» Task instructions: Which lines below hold the word "пользователей"? Copy all of them.

» Records provided:
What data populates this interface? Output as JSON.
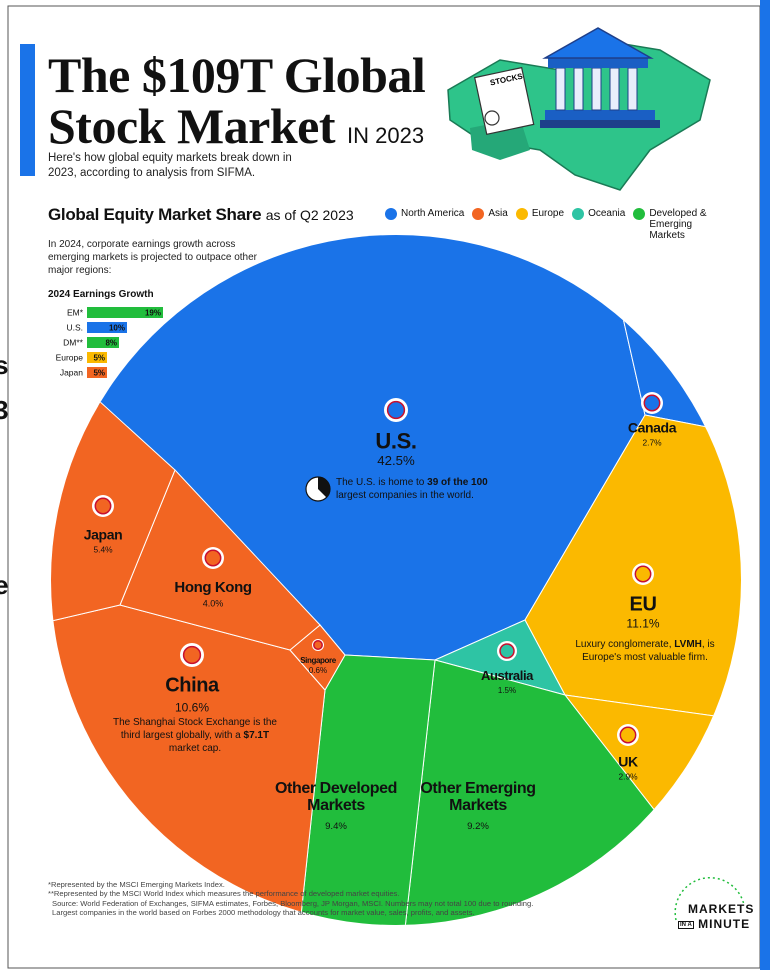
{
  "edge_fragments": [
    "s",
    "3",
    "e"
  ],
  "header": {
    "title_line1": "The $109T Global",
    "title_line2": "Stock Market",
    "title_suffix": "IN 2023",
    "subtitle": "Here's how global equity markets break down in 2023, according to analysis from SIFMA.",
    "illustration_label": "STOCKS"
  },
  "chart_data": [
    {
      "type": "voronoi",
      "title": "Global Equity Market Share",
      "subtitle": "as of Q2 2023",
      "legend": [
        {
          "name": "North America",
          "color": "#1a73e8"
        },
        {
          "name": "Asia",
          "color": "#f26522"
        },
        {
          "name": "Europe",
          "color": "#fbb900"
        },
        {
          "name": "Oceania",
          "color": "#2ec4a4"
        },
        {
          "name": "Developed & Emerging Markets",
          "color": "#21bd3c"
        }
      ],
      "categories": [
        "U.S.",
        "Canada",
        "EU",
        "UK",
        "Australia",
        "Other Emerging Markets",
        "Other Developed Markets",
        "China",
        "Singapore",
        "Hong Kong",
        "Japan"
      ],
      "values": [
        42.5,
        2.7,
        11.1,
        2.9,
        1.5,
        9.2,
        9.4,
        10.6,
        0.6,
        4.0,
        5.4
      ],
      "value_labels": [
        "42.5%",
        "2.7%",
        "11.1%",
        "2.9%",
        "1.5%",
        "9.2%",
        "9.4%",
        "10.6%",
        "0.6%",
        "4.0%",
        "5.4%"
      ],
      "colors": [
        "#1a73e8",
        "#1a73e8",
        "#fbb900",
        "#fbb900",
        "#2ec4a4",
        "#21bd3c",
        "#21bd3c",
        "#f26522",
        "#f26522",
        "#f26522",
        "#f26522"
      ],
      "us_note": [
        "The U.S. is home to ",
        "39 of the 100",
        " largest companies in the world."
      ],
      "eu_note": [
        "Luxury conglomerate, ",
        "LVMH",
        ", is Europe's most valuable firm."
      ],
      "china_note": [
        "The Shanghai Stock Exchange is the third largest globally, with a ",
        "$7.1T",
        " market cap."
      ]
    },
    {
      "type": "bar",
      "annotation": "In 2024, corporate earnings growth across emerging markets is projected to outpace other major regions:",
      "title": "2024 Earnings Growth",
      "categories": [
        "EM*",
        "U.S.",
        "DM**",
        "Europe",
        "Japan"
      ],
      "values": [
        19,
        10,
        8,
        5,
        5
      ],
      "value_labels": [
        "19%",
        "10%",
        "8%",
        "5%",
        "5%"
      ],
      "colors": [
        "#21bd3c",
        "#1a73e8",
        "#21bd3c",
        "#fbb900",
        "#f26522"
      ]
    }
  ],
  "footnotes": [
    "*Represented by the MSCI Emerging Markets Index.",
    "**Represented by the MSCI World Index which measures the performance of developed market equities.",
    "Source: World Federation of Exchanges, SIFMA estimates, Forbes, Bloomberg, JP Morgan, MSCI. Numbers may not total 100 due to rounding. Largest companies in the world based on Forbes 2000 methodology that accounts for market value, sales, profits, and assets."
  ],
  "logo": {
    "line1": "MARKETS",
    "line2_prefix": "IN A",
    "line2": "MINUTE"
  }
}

---

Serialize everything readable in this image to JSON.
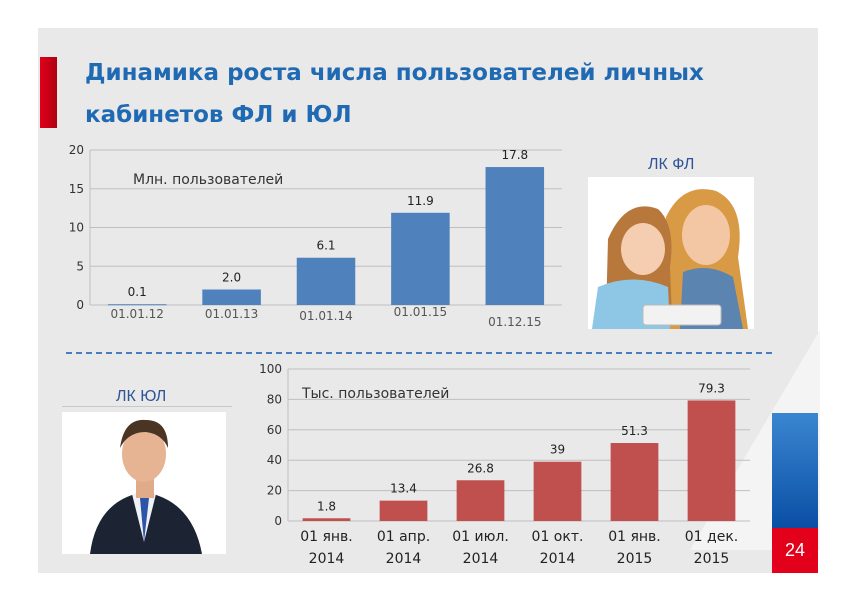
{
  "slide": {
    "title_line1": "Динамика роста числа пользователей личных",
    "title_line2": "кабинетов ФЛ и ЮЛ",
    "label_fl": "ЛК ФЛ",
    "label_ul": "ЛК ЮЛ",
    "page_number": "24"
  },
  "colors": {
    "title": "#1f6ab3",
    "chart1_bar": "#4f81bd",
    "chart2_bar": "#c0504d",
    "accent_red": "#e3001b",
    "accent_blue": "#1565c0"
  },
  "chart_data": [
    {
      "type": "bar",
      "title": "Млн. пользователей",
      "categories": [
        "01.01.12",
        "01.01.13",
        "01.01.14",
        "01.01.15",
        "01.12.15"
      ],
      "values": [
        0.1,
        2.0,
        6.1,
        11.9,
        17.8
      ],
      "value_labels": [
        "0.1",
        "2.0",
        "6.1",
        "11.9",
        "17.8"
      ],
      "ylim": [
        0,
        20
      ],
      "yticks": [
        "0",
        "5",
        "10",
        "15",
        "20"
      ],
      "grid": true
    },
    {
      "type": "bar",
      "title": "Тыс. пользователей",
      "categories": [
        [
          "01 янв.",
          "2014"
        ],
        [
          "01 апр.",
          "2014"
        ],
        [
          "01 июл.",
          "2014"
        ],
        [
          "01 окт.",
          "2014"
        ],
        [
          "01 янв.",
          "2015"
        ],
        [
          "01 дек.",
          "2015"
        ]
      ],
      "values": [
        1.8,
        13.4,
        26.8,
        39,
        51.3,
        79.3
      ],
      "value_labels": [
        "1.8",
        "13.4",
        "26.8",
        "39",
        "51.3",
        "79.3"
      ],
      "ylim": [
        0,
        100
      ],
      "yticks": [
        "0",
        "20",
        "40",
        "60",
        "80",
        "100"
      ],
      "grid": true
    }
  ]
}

» Written answer:
    "title_line1": "Динамика роста числа пользователей личных",
      "title": "Млн. пользователей",
      "title": "Тыс. пользователей",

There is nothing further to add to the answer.